Copy nothing but the text: repeat each entry exactly and drop the images.

____ Provided entries

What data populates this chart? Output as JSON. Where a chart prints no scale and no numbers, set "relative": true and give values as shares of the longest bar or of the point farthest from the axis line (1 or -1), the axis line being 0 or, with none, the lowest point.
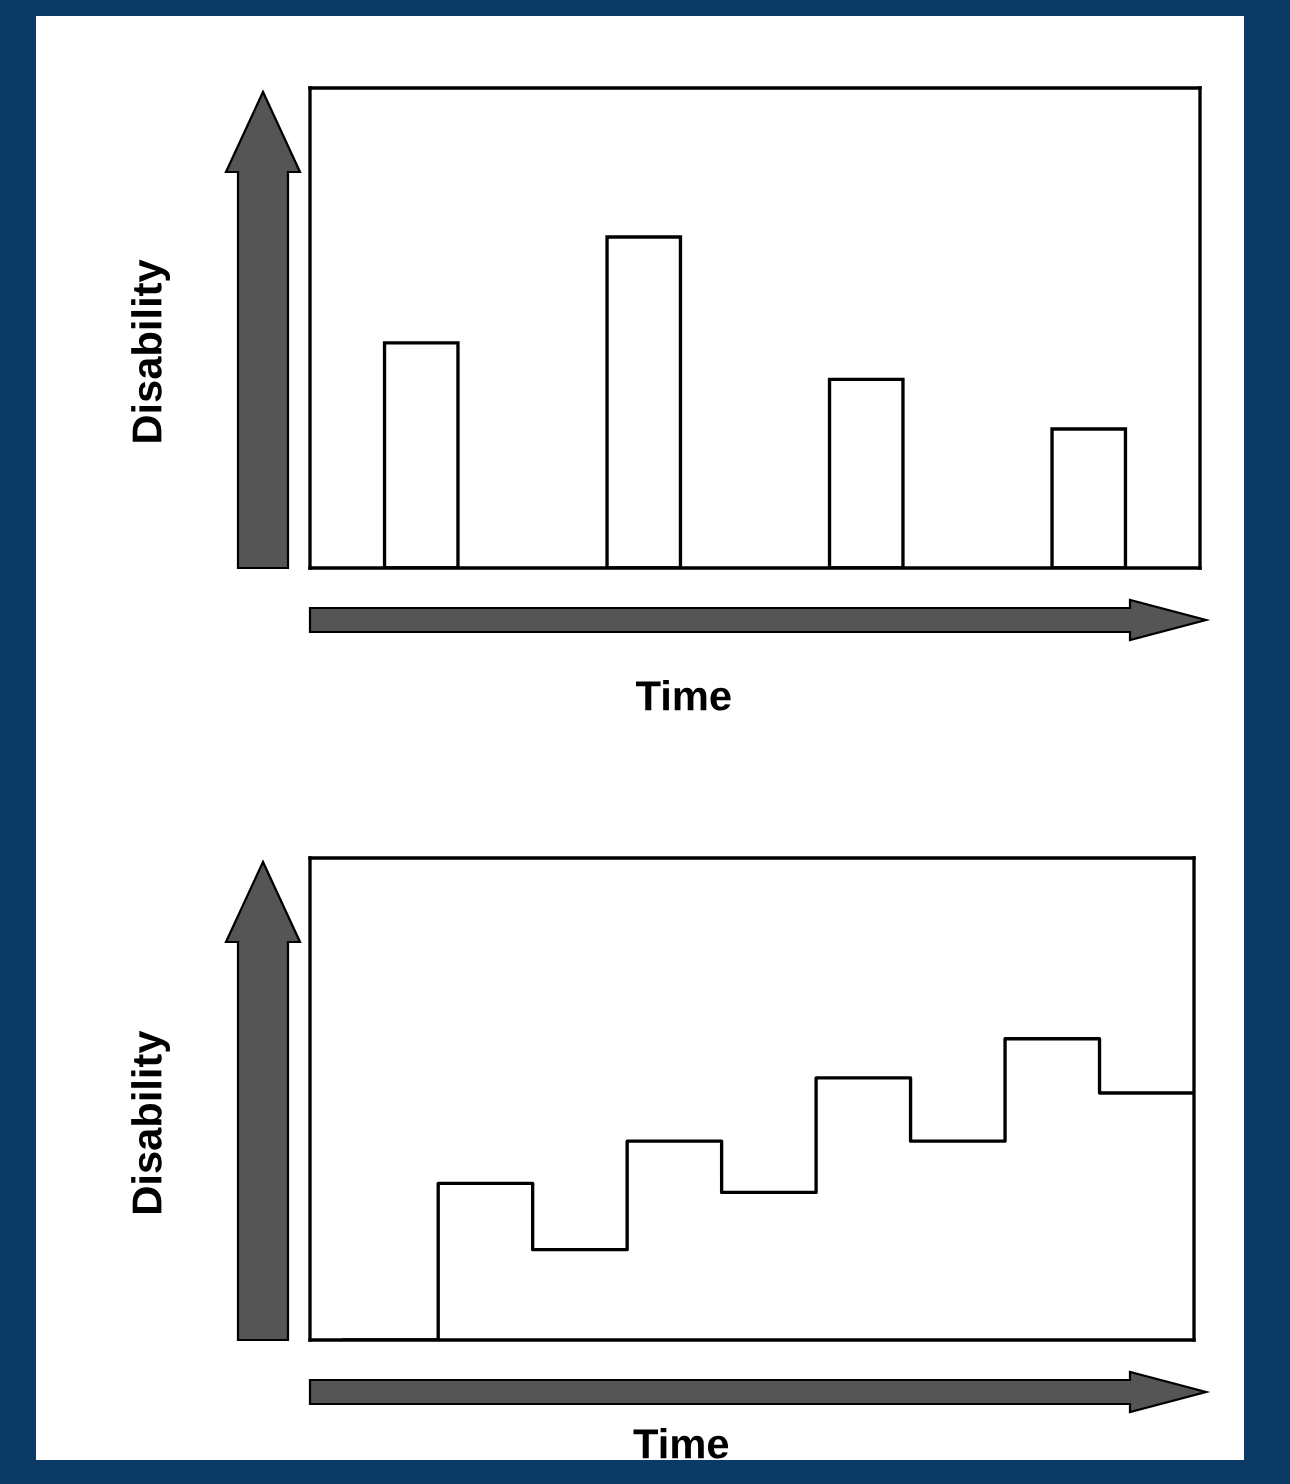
{
  "chart_data": [
    {
      "type": "bar",
      "xlabel": "Time",
      "ylabel": "Disability",
      "relative": true,
      "grid": false,
      "legend": false,
      "categories": [
        null,
        null,
        null,
        null
      ],
      "series": [
        {
          "color": "#ffffff",
          "values": [
            0.68,
            1.0,
            0.57,
            0.42
          ]
        }
      ]
    },
    {
      "type": "step",
      "xlabel": "Time",
      "ylabel": "Disability",
      "relative": true,
      "grid": false,
      "legend": false,
      "marker": "none",
      "line_style": "solid",
      "categories": [
        null,
        null,
        null,
        null,
        null,
        null,
        null,
        null,
        null,
        null
      ],
      "series": [
        {
          "color": "#000000",
          "values": [
            0,
            0.52,
            0.3,
            0.66,
            0.49,
            0.87,
            0.66,
            1.0,
            0.82,
            0.82
          ]
        }
      ]
    }
  ]
}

________

| Result of this exercise |
What data populates this chart? Output as JSON. Where a chart prints no scale and no numbers, set "relative": true and give values as shares of the longest bar or of the point farthest from the axis line (1 or -1), the axis line being 0 or, with none, the lowest point.
{
  "chart_data": [
    {
      "type": "bar",
      "xlabel": "Time",
      "ylabel": "Disability",
      "relative": true,
      "grid": false,
      "legend": false,
      "categories": [
        null,
        null,
        null,
        null
      ],
      "series": [
        {
          "color": "#ffffff",
          "values": [
            0.68,
            1.0,
            0.57,
            0.42
          ]
        }
      ]
    },
    {
      "type": "step",
      "xlabel": "Time",
      "ylabel": "Disability",
      "relative": true,
      "grid": false,
      "legend": false,
      "marker": "none",
      "line_style": "solid",
      "categories": [
        null,
        null,
        null,
        null,
        null,
        null,
        null,
        null,
        null,
        null
      ],
      "series": [
        {
          "color": "#000000",
          "values": [
            0,
            0.52,
            0.3,
            0.66,
            0.49,
            0.87,
            0.66,
            1.0,
            0.82,
            0.82
          ]
        }
      ]
    }
  ]
}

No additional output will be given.